* _Material for this task_:
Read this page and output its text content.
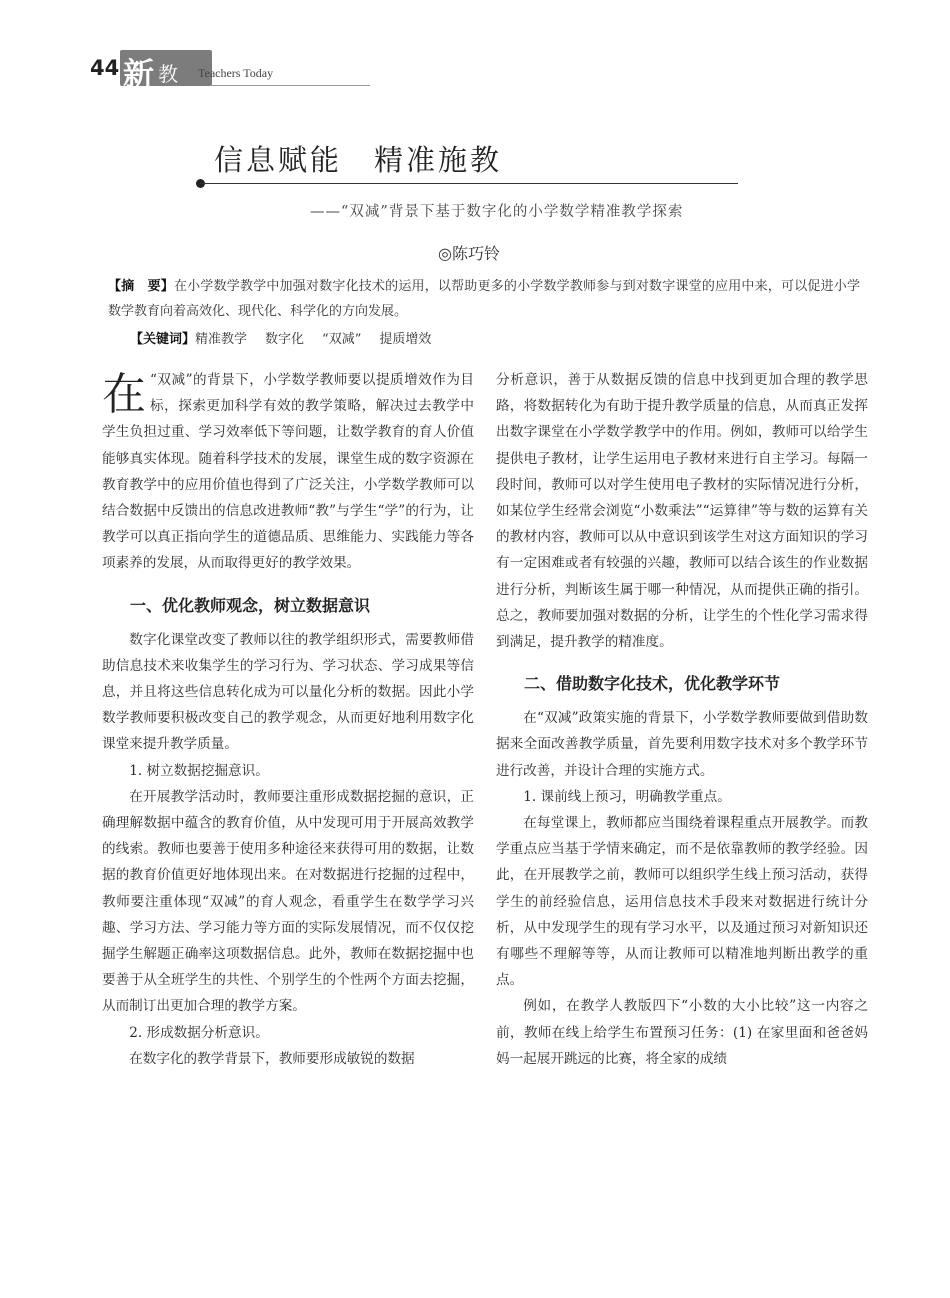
44 新 教师
Teachers Today
信息赋能　精准施教
——“双减”背景下基于数字化的小学数学精准教学探索
◎陈巧铃
【摘　要】在小学数学教学中加强对数字化技术的运用，以帮助更多的小学数学教师参与到对数字课堂的应用中来，可以促进小学数学教育向着高效化、现代化、科学化的方向发展。
【关键词】精准教学 数字化 “双减” 提质增效

在 “双减”的背景下，小学数学教师要以提质增效作为目标，探索更加科学有效的教学策略，解决过去教学中学生负担过重、学习效率低下等问题，让数学教育的育人价值能够真实体现。随着科学技术的发展，课堂生成的数字资源在教育教学中的应用价值也得到了广泛关注，小学数学教师可以结合数据中反馈出的信息改进教师“教”与学生“学”的行为，让教学可以真正指向学生的道德品质、思维能力、实践能力等各项素养的发展，从而取得更好的教学效果。

一、优化教师观念，树立数据意识

数字化课堂改变了教师以往的教学组织形式，需要教师借助信息技术来收集学生的学习行为、学习状态、学习成果等信息，并且将这些信息转化成为可以量化分析的数据。因此小学数学教师要积极改变自己的教学观念，从而更好地利用数字化课堂来提升教学质量。

1. 树立数据挖掘意识。

在开展教学活动时，教师要注重形成数据挖掘的意识，正确理解数据中蕴含的教育价值，从中发现可用于开展高效教学的线索。教师也要善于使用多种途径来获得可用的数据，让数据的教育价值更好地体现出来。在对数据进行挖掘的过程中，教师要注重体现“双减”的育人观念，看重学生在数学学习兴趣、学习方法、学习能力等方面的实际发展情况，而不仅仅挖掘学生解题正确率这项数据信息。此外，教师在数据挖掘中也要善于从全班学生的共性、个别学生的个性两个方面去挖掘，从而制订出更加合理的教学方案。

2. 形成数据分析意识。

在数字化的教学背景下，教师要形成敏锐的数据

分析意识，善于从数据反馈的信息中找到更加合理的教学思路，将数据转化为有助于提升教学质量的信息，从而真正发挥出数字课堂在小学数学教学中的作用。例如，教师可以给学生提供电子教材，让学生运用电子教材来进行自主学习。每隔一段时间，教师可以对学生使用电子教材的实际情况进行分析，如某位学生经常会浏览“小数乘法”“运算律”等与数的运算有关的教材内容，教师可以从中意识到该学生对这方面知识的学习有一定困难或者有较强的兴趣，教师可以结合该生的作业数据进行分析，判断该生属于哪一种情况，从而提供正确的指引。总之，教师要加强对数据的分析，让学生的个性化学习需求得到满足，提升教学的精准度。

二、借助数字化技术，优化教学环节

在“双减”政策实施的背景下，小学数学教师要做到借助数据来全面改善教学质量，首先要利用数字技术对多个教学环节进行改善，并设计合理的实施方式。

1. 课前线上预习，明确教学重点。

在每堂课上，教师都应当围绕着课程重点开展教学。而教学重点应当基于学情来确定，而不是依靠教师的教学经验。因此，在开展教学之前，教师可以组织学生线上预习活动，获得学生的前经验信息，运用信息技术手段来对数据进行统计分析，从中发现学生的现有学习水平，以及通过预习对新知识还有哪些不理解等等，从而让教师可以精准地判断出教学的重点。

例如，在教学人教版四下“小数的大小比较”这一内容之前，教师在线上给学生布置预习任务：(1) 在家里面和爸爸妈妈一起展开跳远的比赛，将全家的成绩
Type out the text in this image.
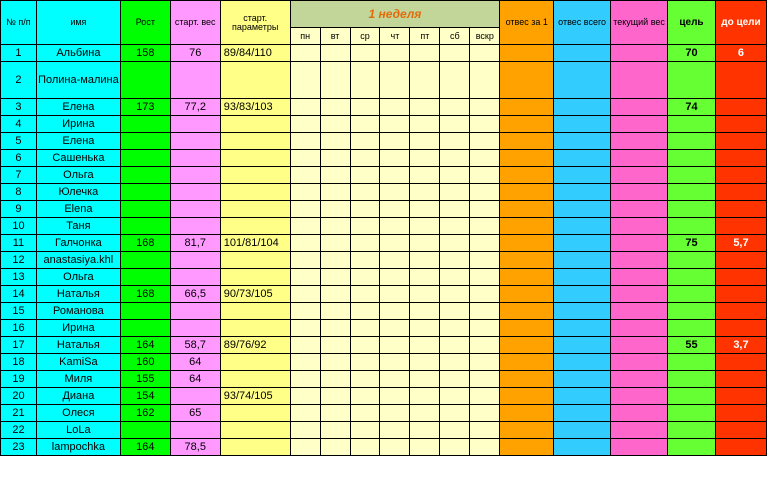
№ п/п	имя	Рост	старт. вес	старт. параметры	1 неделя							отвес за 1	отвес всего	текущий вес	цель	до цели
					пн	вт	ср	чт	пт	сб	вскр					
1	Альбина	158	76	89/84/110											70	6
2	Полина-малина															
3	Елена	173	77,2	93/83/103											74	
4	Ирина															
5	Елена															
6	Сашенька															
7	Ольга															
8	Юлечка															
9	Elena															
10	Таня															
11	Галчонка	168	81,7	101/81/104											75	5,7
12	anastasiya.khl															
13	Ольга															
14	Наталья	168	66,5	90/73/105												
15	Романова															
16	Ирина															
17	Наталья	164	58,7	89/76/92											55	3,7
18	KamiSa	160	64													
19	Миля	155	64													
20	Диана	154		93/74/105												
21	Олеся	162	65													
22	LoLa															
23	lampochka	164	78,5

* _What you should do_: Copy exactly, please, the lines that run from the line holding "Type out the text in this image." through the closing line of the material above, omitting every picture.

* _Expected answer_:
Type out the text in this image.
№ п/п	имя	Рост	старт. вес	старт. параметры	1 неделя							отвес за 1	отвес всего	текущий вес	цель	до цели
					пн	вт	ср	чт	пт	сб	вскр					
1	Альбина	158	76	89/84/110											70	6
2	Полина-малина															
3	Елена	173	77,2	93/83/103											74	
4	Ирина															
5	Елена															
6	Сашенька															
7	Ольга															
8	Юлечка															
9	Elena															
10	Таня															
11	Галчонка	168	81,7	101/81/104											75	5,7
12	anastasiya.khl															
13	Ольга															
14	Наталья	168	66,5	90/73/105												
15	Романова															
16	Ирина															
17	Наталья	164	58,7	89/76/92											55	3,7
18	KamiSa	160	64													
19	Миля	155	64													
20	Диана	154		93/74/105												
21	Олеся	162	65													
22	LoLa															
23	lampochka	164	78,5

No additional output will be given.